Write out every entry, unchanged. Skip any picture.

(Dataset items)
★ ★ ★ ★ ★
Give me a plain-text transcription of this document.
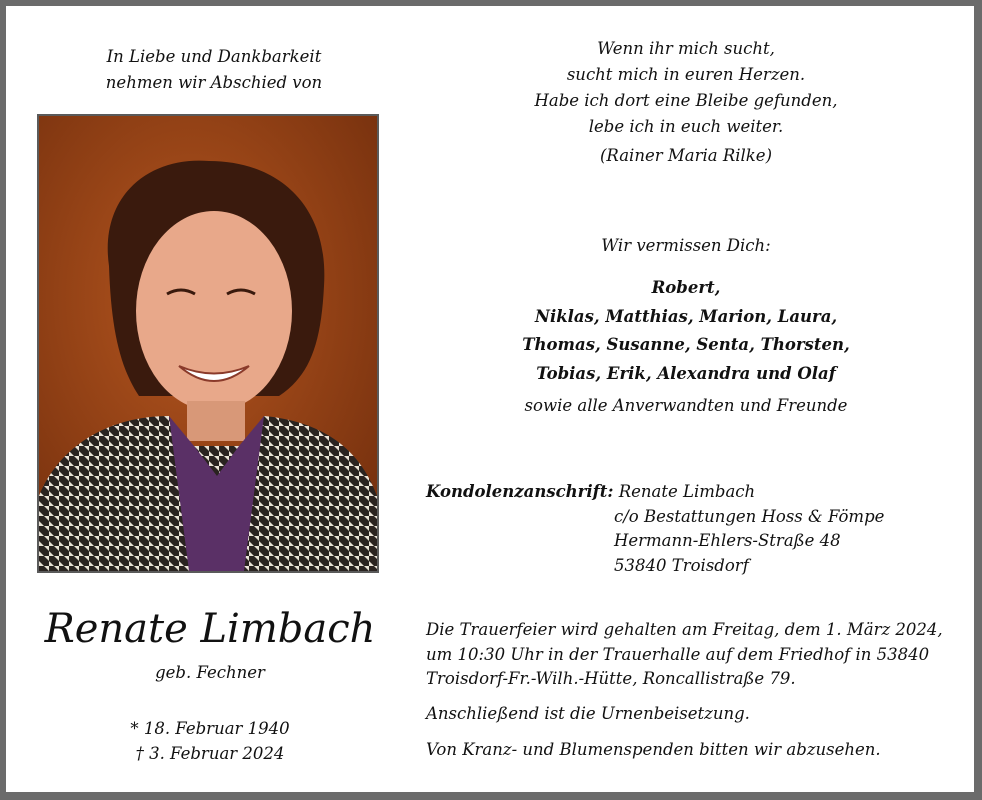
In Liebe und Dankbarkeit
nehmen wir Abschied von
Wenn ihr mich sucht,
sucht mich in euren Herzen.
Habe ich dort eine Bleibe gefunden,
lebe ich in euch weiter.
(Rainer Maria Rilke)
Wir vermissen Dich:
Robert,
Niklas, Matthias, Marion, Laura,
Thomas, Susanne, Senta, Thorsten,
Tobias, Erik, Alexandra und Olaf
sowie alle Anverwandten und Freunde
Kondolenzanschrift: Renate Limbach
c/o Bestattungen Hoss & Fömpe
Hermann-Ehlers-Straße 48
53840 Troisdorf
Renate Limbach
geb. Fechner
* 18. Februar 1940
† 3. Februar 2024
Die Trauerfeier wird gehalten am Freitag, dem 1. März 2024,
um 10:30 Uhr in der Trauerhalle auf dem Friedhof in 53840
Troisdorf-Fr.-Wilh.-Hütte, Roncallistraße 79.
Anschließend ist die Urnenbeisetzung.
Von Kranz- und Blumenspenden bitten wir abzusehen.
★ ★ ★ ★ ★
▶ **Solution to this problem**
Give me a plain-text transcription of this document.
In Liebe und Dankbarkeit
nehmen wir Abschied von
Wenn ihr mich sucht,
sucht mich in euren Herzen.
Habe ich dort eine Bleibe gefunden,
lebe ich in euch weiter.
(Rainer Maria Rilke)
Wir vermissen Dich:
Robert,
Niklas, Matthias, Marion, Laura,
Thomas, Susanne, Senta, Thorsten,
Tobias, Erik, Alexandra und Olaf
sowie alle Anverwandten und Freunde
Kondolenzanschrift: Renate Limbach
c/o Bestattungen Hoss & Fömpe
Hermann-Ehlers-Straße 48
53840 Troisdorf
Renate Limbach
geb. Fechner
* 18. Februar 1940
† 3. Februar 2024
Die Trauerfeier wird gehalten am Freitag, dem 1. März 2024,
um 10:30 Uhr in der Trauerhalle auf dem Friedhof in 53840
Troisdorf-Fr.-Wilh.-Hütte, Roncallistraße 79.
Anschließend ist die Urnenbeisetzung.
Von Kranz- und Blumenspenden bitten wir abzusehen.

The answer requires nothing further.